Select the lines below containing the word "Error".
* START *
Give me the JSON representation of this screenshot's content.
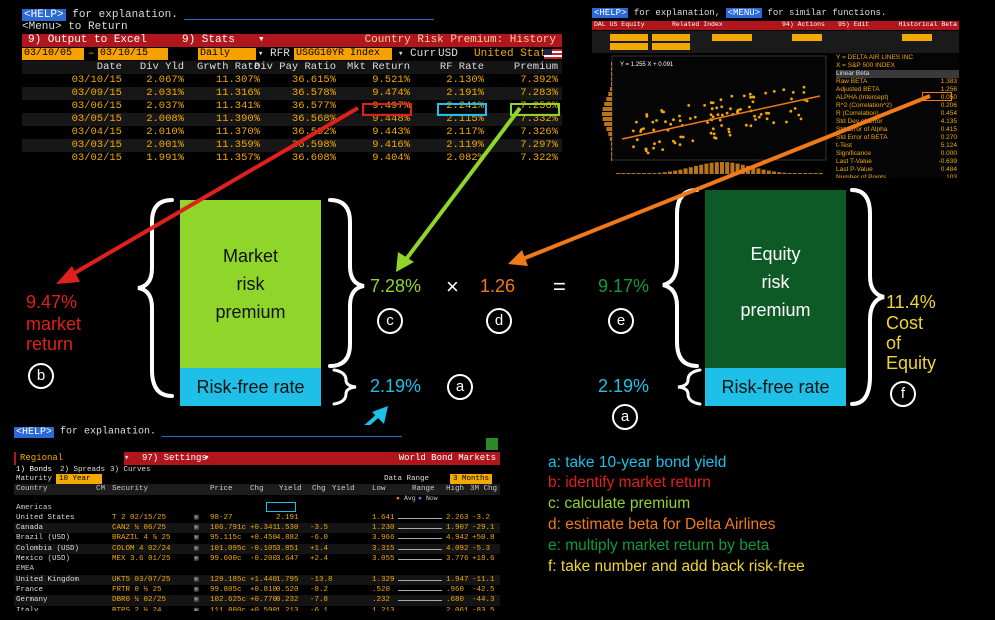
{
  "colors": {
    "accent_red": "#e0201c",
    "accent_green": "#8fd52a",
    "accent_orange": "#f07a1a",
    "accent_blue": "#1ec0e8",
    "dark_green": "#0e5a26",
    "yellow": "#f0d62c",
    "bloomberg_amber": "#f2a900"
  },
  "crp": {
    "help_key": "<HELP>",
    "help_text": "for explanation.",
    "menu_text": "<Menu> to Return",
    "output_label": "9) Output to Excel",
    "stats_label": "9) Stats",
    "title": "Country Risk Premium: History",
    "start_date": "03/10/05",
    "end_date": "03/10/15",
    "period": "Daily",
    "rfr_label": "RFR",
    "rfr_value": "USGG10YR Index",
    "curr_label": "Curr",
    "curr_value": "USD",
    "country": "United States",
    "headers": [
      "Date",
      "Div Yld",
      "Grwth Rate",
      "Div Pay Ratio",
      "Mkt Return",
      "RF Rate",
      "Premium"
    ],
    "rows": [
      [
        "03/10/15",
        "2.067%",
        "11.307%",
        "36.615%",
        "9.521%",
        "2.130%",
        "7.392%"
      ],
      [
        "03/09/15",
        "2.031%",
        "11.316%",
        "36.578%",
        "9.474%",
        "2.191%",
        "7.283%"
      ],
      [
        "03/06/15",
        "2.037%",
        "11.341%",
        "36.577%",
        "9.497%",
        "2.241%",
        "7.256%"
      ],
      [
        "03/05/15",
        "2.008%",
        "11.390%",
        "36.568%",
        "9.448%",
        "2.115%",
        "7.332%"
      ],
      [
        "03/04/15",
        "2.010%",
        "11.370%",
        "36.592%",
        "9.443%",
        "2.117%",
        "7.326%"
      ],
      [
        "03/03/15",
        "2.001%",
        "11.359%",
        "36.598%",
        "9.416%",
        "2.119%",
        "7.297%"
      ],
      [
        "03/02/15",
        "1.991%",
        "11.357%",
        "36.608%",
        "9.404%",
        "2.082%",
        "7.322%"
      ]
    ]
  },
  "reg": {
    "help_key": "<HELP>",
    "help_text": "for explanation,",
    "menu_key": "<MENU>",
    "menu_text": "for similar functions.",
    "equity_label": "DAL US Equity",
    "related_label": "Related Index",
    "actions_label": "94) Actions",
    "edit_label": "95) Edit",
    "hist_label": "Historical Beta",
    "y_series": "Y = DELTA AIR LINES INC",
    "x_series": "X = S&P 500 INDEX",
    "eq_text": "Y = 1.255 X + 0.091",
    "stat_header": "Linear Beta",
    "stats": [
      [
        "Raw BETA",
        "1.383"
      ],
      [
        "Adjusted BETA",
        "1.256"
      ],
      [
        "ALPHA (Intercept)",
        "0.050"
      ],
      [
        "R^2 (Correlation^2)",
        "0.206"
      ],
      [
        "R (Correlation)",
        "0.454"
      ],
      [
        "Std Dev of Error",
        "4.135"
      ],
      [
        "Std Error of Alpha",
        "0.415"
      ],
      [
        "Std Error of BETA",
        "0.270"
      ],
      [
        "t-Test",
        "5.124"
      ],
      [
        "Significance",
        "0.000"
      ],
      [
        "Last T-Value",
        "-0.639"
      ],
      [
        "Last P-Value",
        "0.484"
      ],
      [
        "Number of Points",
        "103"
      ]
    ]
  },
  "figure": {
    "market_box": "Market risk premium",
    "market_box_lines": [
      "Market",
      "risk",
      "premium"
    ],
    "rf_box": "Risk-free rate",
    "equity_box_lines": [
      "Equity",
      "risk",
      "premium"
    ],
    "premium_value": "7.28%",
    "times_sign": "×",
    "beta_value": "1.26",
    "equals_sign": "=",
    "equity_premium_value": "9.17%",
    "rf_value_left": "2.19%",
    "rf_value_right": "2.19%",
    "market_return_value": "9.47%",
    "market_return_label_1": "market",
    "market_return_label_2": "return",
    "cost_value": "11.4%",
    "cost_label_1": "Cost",
    "cost_label_2": "of",
    "cost_label_3": "Equity",
    "badges": {
      "a": "a",
      "b": "b",
      "c": "c",
      "d": "d",
      "e": "e",
      "f": "f"
    }
  },
  "bond": {
    "help_key": "<HELP>",
    "help_text": "for explanation.",
    "region": "Regional",
    "settings_label": "97) Settings",
    "title": "World Bond Markets",
    "tabs": [
      "1) Bonds",
      "2) Spreads",
      "3) Curves"
    ],
    "maturity_label": "Maturity",
    "maturity_value": "10 Year",
    "data_range_label": "Data Range",
    "data_range_value": "3 Months",
    "headers": [
      "Country",
      "CM",
      "Security",
      "Price",
      "Chg",
      "Yield",
      "Chg",
      "Yield",
      "Low",
      "Range",
      "High",
      "3M Chg"
    ],
    "legend_avg": "Avg",
    "legend_now": "Now",
    "groups": [
      {
        "name": "Americas",
        "rows": [
          [
            "United States",
            "T 2 02/15/25",
            "98-27",
            "",
            "2.191",
            "",
            "",
            "1.641",
            "2.263",
            "-3.2"
          ],
          [
            "Canada",
            "CAN2 ½ 06/25",
            "106.791c",
            "+0.341",
            "1.530",
            "-3.5",
            "",
            "1.230",
            "1.907",
            "-29.1"
          ],
          [
            "Brazil (USD)",
            "BRAZIL 4 ⅞ 25",
            "95.115c",
            "+0.450",
            "4.882",
            "-6.0",
            "",
            "3.966",
            "4.942",
            "+50.8"
          ],
          [
            "Colombia (USD)",
            "COLOM 4 02/24",
            "101.095c",
            "-0.105",
            "3.851",
            "+1.4",
            "",
            "3.315",
            "4.092",
            "-5.3"
          ],
          [
            "Mexico (USD)",
            "MEX 3.6 01/25",
            "99.600c",
            "-0.200",
            "3.647",
            "+2.4",
            "",
            "3.055",
            "3.776",
            "+18.6"
          ]
        ]
      },
      {
        "name": "EMEA",
        "rows": [
          [
            "United Kingdom",
            "UKT5 03/07/25",
            "129.185c",
            "+1.440",
            "1.795",
            "-13.8",
            "",
            "1.329",
            "1.947",
            "-11.1"
          ],
          [
            "France",
            "FRTR 0 ½ 25",
            "99.805c",
            "+0.810",
            "0.520",
            "-8.2",
            "",
            ".520",
            ".960",
            "-42.5"
          ],
          [
            "Germany",
            "DBR0 ½ 02/25",
            "102.625c",
            "+0.770",
            "0.232",
            "-7.8",
            "",
            ".232",
            ".680",
            "-44.3"
          ],
          [
            "Italy",
            "BTPS 2 ½ 24",
            "111.800c",
            "+0.590",
            "1.213",
            "-6.1",
            "",
            "1.213",
            "2.061",
            "-83.5"
          ]
        ]
      }
    ]
  },
  "legend": {
    "a": "a: take 10-year bond yield",
    "b": "b: identify market return",
    "c": "c: calculate premium",
    "d": "d: estimate beta for Delta Airlines",
    "e": "e: multiply market return by beta",
    "f": "f: take number and add back risk-free"
  }
}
* END *
Solution to the exercise.
        "Std Dev of Error",
        "Std Error of Alpha",
        "Std Error of BETA",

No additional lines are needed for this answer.